Records from a data source:
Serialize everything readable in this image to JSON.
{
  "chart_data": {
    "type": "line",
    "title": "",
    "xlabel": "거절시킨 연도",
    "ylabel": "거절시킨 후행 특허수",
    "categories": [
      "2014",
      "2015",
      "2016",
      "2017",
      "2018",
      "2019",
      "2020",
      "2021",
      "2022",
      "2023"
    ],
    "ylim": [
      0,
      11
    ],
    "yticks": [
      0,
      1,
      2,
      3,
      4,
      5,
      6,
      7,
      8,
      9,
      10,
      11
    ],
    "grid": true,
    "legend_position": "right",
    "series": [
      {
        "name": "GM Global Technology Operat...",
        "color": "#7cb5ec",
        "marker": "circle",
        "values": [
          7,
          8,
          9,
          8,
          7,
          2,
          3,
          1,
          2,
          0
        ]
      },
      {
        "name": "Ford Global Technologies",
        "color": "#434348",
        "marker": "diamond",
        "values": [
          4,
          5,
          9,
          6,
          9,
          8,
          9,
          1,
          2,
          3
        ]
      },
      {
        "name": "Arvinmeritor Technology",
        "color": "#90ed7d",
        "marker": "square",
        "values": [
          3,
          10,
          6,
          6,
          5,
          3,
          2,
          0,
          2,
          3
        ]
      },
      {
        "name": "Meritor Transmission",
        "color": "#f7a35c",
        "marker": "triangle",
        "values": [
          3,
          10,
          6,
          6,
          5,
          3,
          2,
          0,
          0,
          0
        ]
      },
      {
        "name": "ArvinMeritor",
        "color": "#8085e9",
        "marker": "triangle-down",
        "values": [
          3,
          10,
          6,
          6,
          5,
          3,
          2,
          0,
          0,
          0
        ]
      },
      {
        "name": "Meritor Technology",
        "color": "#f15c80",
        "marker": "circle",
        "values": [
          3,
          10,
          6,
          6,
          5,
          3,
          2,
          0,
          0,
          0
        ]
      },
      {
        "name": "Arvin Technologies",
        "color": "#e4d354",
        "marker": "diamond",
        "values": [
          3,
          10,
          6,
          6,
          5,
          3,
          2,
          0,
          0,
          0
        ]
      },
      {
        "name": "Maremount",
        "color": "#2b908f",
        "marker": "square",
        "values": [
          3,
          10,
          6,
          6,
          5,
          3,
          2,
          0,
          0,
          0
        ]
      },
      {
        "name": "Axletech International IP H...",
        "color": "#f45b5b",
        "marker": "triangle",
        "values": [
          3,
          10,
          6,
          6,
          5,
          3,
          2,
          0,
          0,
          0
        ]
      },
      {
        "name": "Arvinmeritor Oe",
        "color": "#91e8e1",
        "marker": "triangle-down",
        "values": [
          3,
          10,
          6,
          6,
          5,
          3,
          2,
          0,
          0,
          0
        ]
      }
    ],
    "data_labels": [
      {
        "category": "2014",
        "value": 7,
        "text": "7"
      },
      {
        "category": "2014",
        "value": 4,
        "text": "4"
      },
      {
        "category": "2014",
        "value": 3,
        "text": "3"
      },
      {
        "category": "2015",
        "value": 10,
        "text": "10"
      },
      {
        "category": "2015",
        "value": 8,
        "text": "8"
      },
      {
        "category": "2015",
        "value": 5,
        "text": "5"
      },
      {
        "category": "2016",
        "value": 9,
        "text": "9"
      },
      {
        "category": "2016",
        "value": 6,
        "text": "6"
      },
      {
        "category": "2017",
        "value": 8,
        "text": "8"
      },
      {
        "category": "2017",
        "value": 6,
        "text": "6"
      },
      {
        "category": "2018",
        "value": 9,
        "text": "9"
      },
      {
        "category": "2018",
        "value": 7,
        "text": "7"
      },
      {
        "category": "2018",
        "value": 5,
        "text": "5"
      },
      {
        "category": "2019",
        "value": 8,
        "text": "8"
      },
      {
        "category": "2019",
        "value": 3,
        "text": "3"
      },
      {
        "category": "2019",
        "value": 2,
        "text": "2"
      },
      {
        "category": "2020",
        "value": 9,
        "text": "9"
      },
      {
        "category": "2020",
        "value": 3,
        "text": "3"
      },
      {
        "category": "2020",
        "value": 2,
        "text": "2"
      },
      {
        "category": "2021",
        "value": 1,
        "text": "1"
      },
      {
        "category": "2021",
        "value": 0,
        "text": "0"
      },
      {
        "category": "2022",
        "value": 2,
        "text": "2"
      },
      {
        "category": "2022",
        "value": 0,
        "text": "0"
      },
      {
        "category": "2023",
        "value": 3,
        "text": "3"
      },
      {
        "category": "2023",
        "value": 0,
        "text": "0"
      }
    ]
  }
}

* _GOAL_: Please restate the data word for word, every record included.

* _PROBLEM SOLUTION_:
Serialize everything readable in this image to JSON.
{
  "chart_data": {
    "type": "line",
    "title": "",
    "xlabel": "거절시킨 연도",
    "ylabel": "거절시킨 후행 특허수",
    "categories": [
      "2014",
      "2015",
      "2016",
      "2017",
      "2018",
      "2019",
      "2020",
      "2021",
      "2022",
      "2023"
    ],
    "ylim": [
      0,
      11
    ],
    "yticks": [
      0,
      1,
      2,
      3,
      4,
      5,
      6,
      7,
      8,
      9,
      10,
      11
    ],
    "grid": true,
    "legend_position": "right",
    "series": [
      {
        "name": "GM Global Technology Operat...",
        "color": "#7cb5ec",
        "marker": "circle",
        "values": [
          7,
          8,
          9,
          8,
          7,
          2,
          3,
          1,
          2,
          0
        ]
      },
      {
        "name": "Ford Global Technologies",
        "color": "#434348",
        "marker": "diamond",
        "values": [
          4,
          5,
          9,
          6,
          9,
          8,
          9,
          1,
          2,
          3
        ]
      },
      {
        "name": "Arvinmeritor Technology",
        "color": "#90ed7d",
        "marker": "square",
        "values": [
          3,
          10,
          6,
          6,
          5,
          3,
          2,
          0,
          2,
          3
        ]
      },
      {
        "name": "Meritor Transmission",
        "color": "#f7a35c",
        "marker": "triangle",
        "values": [
          3,
          10,
          6,
          6,
          5,
          3,
          2,
          0,
          0,
          0
        ]
      },
      {
        "name": "ArvinMeritor",
        "color": "#8085e9",
        "marker": "triangle-down",
        "values": [
          3,
          10,
          6,
          6,
          5,
          3,
          2,
          0,
          0,
          0
        ]
      },
      {
        "name": "Meritor Technology",
        "color": "#f15c80",
        "marker": "circle",
        "values": [
          3,
          10,
          6,
          6,
          5,
          3,
          2,
          0,
          0,
          0
        ]
      },
      {
        "name": "Arvin Technologies",
        "color": "#e4d354",
        "marker": "diamond",
        "values": [
          3,
          10,
          6,
          6,
          5,
          3,
          2,
          0,
          0,
          0
        ]
      },
      {
        "name": "Maremount",
        "color": "#2b908f",
        "marker": "square",
        "values": [
          3,
          10,
          6,
          6,
          5,
          3,
          2,
          0,
          0,
          0
        ]
      },
      {
        "name": "Axletech International IP H...",
        "color": "#f45b5b",
        "marker": "triangle",
        "values": [
          3,
          10,
          6,
          6,
          5,
          3,
          2,
          0,
          0,
          0
        ]
      },
      {
        "name": "Arvinmeritor Oe",
        "color": "#91e8e1",
        "marker": "triangle-down",
        "values": [
          3,
          10,
          6,
          6,
          5,
          3,
          2,
          0,
          0,
          0
        ]
      }
    ],
    "data_labels": [
      {
        "category": "2014",
        "value": 7,
        "text": "7"
      },
      {
        "category": "2014",
        "value": 4,
        "text": "4"
      },
      {
        "category": "2014",
        "value": 3,
        "text": "3"
      },
      {
        "category": "2015",
        "value": 10,
        "text": "10"
      },
      {
        "category": "2015",
        "value": 8,
        "text": "8"
      },
      {
        "category": "2015",
        "value": 5,
        "text": "5"
      },
      {
        "category": "2016",
        "value": 9,
        "text": "9"
      },
      {
        "category": "2016",
        "value": 6,
        "text": "6"
      },
      {
        "category": "2017",
        "value": 8,
        "text": "8"
      },
      {
        "category": "2017",
        "value": 6,
        "text": "6"
      },
      {
        "category": "2018",
        "value": 9,
        "text": "9"
      },
      {
        "category": "2018",
        "value": 7,
        "text": "7"
      },
      {
        "category": "2018",
        "value": 5,
        "text": "5"
      },
      {
        "category": "2019",
        "value": 8,
        "text": "8"
      },
      {
        "category": "2019",
        "value": 3,
        "text": "3"
      },
      {
        "category": "2019",
        "value": 2,
        "text": "2"
      },
      {
        "category": "2020",
        "value": 9,
        "text": "9"
      },
      {
        "category": "2020",
        "value": 3,
        "text": "3"
      },
      {
        "category": "2020",
        "value": 2,
        "text": "2"
      },
      {
        "category": "2021",
        "value": 1,
        "text": "1"
      },
      {
        "category": "2021",
        "value": 0,
        "text": "0"
      },
      {
        "category": "2022",
        "value": 2,
        "text": "2"
      },
      {
        "category": "2022",
        "value": 0,
        "text": "0"
      },
      {
        "category": "2023",
        "value": 3,
        "text": "3"
      },
      {
        "category": "2023",
        "value": 0,
        "text": "0"
      }
    ]
  }
}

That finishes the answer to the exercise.